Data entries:
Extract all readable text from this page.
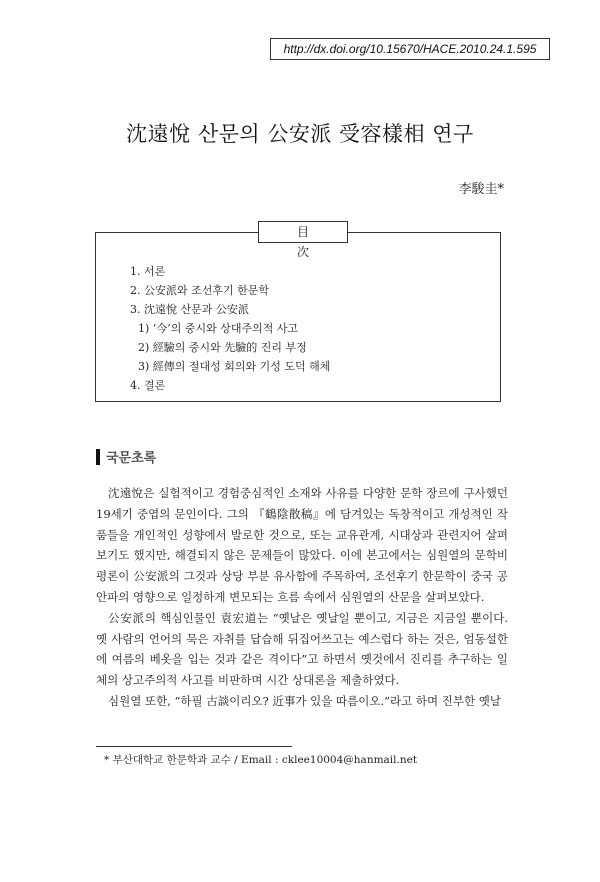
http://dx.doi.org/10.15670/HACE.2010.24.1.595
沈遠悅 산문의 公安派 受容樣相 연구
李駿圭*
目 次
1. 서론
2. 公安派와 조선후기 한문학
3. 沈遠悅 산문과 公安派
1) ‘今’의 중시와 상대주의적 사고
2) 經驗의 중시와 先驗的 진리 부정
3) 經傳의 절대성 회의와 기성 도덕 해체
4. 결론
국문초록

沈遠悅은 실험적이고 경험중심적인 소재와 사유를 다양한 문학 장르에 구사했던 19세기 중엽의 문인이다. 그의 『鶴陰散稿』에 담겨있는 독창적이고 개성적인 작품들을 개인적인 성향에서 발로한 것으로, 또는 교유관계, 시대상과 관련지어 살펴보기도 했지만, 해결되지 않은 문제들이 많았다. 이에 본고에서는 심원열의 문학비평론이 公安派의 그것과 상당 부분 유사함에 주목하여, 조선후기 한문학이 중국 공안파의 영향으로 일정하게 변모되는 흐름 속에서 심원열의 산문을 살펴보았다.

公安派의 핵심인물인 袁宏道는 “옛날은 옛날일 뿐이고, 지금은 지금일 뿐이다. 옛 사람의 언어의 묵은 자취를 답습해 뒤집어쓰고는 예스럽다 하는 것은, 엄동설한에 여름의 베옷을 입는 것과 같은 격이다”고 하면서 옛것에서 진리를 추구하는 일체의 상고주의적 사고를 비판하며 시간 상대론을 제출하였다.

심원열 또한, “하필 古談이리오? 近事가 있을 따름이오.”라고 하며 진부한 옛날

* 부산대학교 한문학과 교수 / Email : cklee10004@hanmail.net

**Work to be completed**
Excluding the pictures, restate the records above word for word.

**Response to the task**
Extract all readable text from this page.
http://dx.doi.org/10.15670/HACE.2010.24.1.595
沈遠悅 산문의 公安派 受容樣相 연구
李駿圭*
目 次
1. 서론
2. 公安派와 조선후기 한문학
3. 沈遠悅 산문과 公安派
1) ‘今’의 중시와 상대주의적 사고
2) 經驗의 중시와 先驗的 진리 부정
3) 經傳의 절대성 회의와 기성 도덕 해체
4. 결론
국문초록

沈遠悅은 실험적이고 경험중심적인 소재와 사유를 다양한 문학 장르에 구사했던 19세기 중엽의 문인이다. 그의 『鶴陰散稿』에 담겨있는 독창적이고 개성적인 작품들을 개인적인 성향에서 발로한 것으로, 또는 교유관계, 시대상과 관련지어 살펴보기도 했지만, 해결되지 않은 문제들이 많았다. 이에 본고에서는 심원열의 문학비평론이 公安派의 그것과 상당 부분 유사함에 주목하여, 조선후기 한문학이 중국 공안파의 영향으로 일정하게 변모되는 흐름 속에서 심원열의 산문을 살펴보았다.

公安派의 핵심인물인 袁宏道는 “옛날은 옛날일 뿐이고, 지금은 지금일 뿐이다. 옛 사람의 언어의 묵은 자취를 답습해 뒤집어쓰고는 예스럽다 하는 것은, 엄동설한에 여름의 베옷을 입는 것과 같은 격이다”고 하면서 옛것에서 진리를 추구하는 일체의 상고주의적 사고를 비판하며 시간 상대론을 제출하였다.

심원열 또한, “하필 古談이리오? 近事가 있을 따름이오.”라고 하며 진부한 옛날

* 부산대학교 한문학과 교수 / Email : cklee10004@hanmail.net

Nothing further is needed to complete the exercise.